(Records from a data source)
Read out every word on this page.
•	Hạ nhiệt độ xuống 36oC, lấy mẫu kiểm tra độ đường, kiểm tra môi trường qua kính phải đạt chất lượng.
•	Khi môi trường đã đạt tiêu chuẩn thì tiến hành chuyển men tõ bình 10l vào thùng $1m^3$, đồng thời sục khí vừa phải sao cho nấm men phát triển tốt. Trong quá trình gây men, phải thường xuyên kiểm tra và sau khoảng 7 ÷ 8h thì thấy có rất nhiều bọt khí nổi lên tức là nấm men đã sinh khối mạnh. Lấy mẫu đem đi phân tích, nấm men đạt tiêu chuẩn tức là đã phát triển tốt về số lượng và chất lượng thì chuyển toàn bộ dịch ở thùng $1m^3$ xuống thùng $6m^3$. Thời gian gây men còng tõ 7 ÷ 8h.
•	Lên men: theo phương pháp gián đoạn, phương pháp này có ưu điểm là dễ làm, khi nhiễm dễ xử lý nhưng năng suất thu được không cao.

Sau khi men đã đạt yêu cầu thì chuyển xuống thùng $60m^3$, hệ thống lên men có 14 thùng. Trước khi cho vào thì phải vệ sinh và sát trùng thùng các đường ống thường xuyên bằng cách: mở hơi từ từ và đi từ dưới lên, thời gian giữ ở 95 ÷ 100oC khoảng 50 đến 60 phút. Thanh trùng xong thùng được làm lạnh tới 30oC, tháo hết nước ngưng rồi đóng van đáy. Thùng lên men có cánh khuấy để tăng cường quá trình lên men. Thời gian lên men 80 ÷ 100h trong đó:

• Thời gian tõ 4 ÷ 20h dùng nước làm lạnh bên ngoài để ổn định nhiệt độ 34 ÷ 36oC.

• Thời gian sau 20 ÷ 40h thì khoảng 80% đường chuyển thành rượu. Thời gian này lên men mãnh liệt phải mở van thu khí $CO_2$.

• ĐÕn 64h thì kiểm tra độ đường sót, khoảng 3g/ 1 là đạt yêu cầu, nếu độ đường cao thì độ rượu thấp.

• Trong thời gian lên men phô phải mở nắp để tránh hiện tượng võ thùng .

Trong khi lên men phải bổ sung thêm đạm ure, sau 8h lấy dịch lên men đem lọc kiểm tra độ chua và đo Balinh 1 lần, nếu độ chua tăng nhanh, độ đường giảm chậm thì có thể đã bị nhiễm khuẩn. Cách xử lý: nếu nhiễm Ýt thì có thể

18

What you have to do:
Output the data above exactly, please, line for line.

Solution to the problem:
Read out every word on this page.
•	Hạ nhiệt độ xuống 36oC, lấy mẫu kiểm tra độ đường, kiểm tra môi trường qua kính phải đạt chất lượng.
•	Khi môi trường đã đạt tiêu chuẩn thì tiến hành chuyển men tõ bình 10l vào thùng $1m^3$, đồng thời sục khí vừa phải sao cho nấm men phát triển tốt. Trong quá trình gây men, phải thường xuyên kiểm tra và sau khoảng 7 ÷ 8h thì thấy có rất nhiều bọt khí nổi lên tức là nấm men đã sinh khối mạnh. Lấy mẫu đem đi phân tích, nấm men đạt tiêu chuẩn tức là đã phát triển tốt về số lượng và chất lượng thì chuyển toàn bộ dịch ở thùng $1m^3$ xuống thùng $6m^3$. Thời gian gây men còng tõ 7 ÷ 8h.
•	Lên men: theo phương pháp gián đoạn, phương pháp này có ưu điểm là dễ làm, khi nhiễm dễ xử lý nhưng năng suất thu được không cao.

Sau khi men đã đạt yêu cầu thì chuyển xuống thùng $60m^3$, hệ thống lên men có 14 thùng. Trước khi cho vào thì phải vệ sinh và sát trùng thùng các đường ống thường xuyên bằng cách: mở hơi từ từ và đi từ dưới lên, thời gian giữ ở 95 ÷ 100oC khoảng 50 đến 60 phút. Thanh trùng xong thùng được làm lạnh tới 30oC, tháo hết nước ngưng rồi đóng van đáy. Thùng lên men có cánh khuấy để tăng cường quá trình lên men. Thời gian lên men 80 ÷ 100h trong đó:

• Thời gian tõ 4 ÷ 20h dùng nước làm lạnh bên ngoài để ổn định nhiệt độ 34 ÷ 36oC.

• Thời gian sau 20 ÷ 40h thì khoảng 80% đường chuyển thành rượu. Thời gian này lên men mãnh liệt phải mở van thu khí $CO_2$.

• ĐÕn 64h thì kiểm tra độ đường sót, khoảng 3g/ 1 là đạt yêu cầu, nếu độ đường cao thì độ rượu thấp.

• Trong thời gian lên men phô phải mở nắp để tránh hiện tượng võ thùng .

Trong khi lên men phải bổ sung thêm đạm ure, sau 8h lấy dịch lên men đem lọc kiểm tra độ chua và đo Balinh 1 lần, nếu độ chua tăng nhanh, độ đường giảm chậm thì có thể đã bị nhiễm khuẩn. Cách xử lý: nếu nhiễm Ýt thì có thể

18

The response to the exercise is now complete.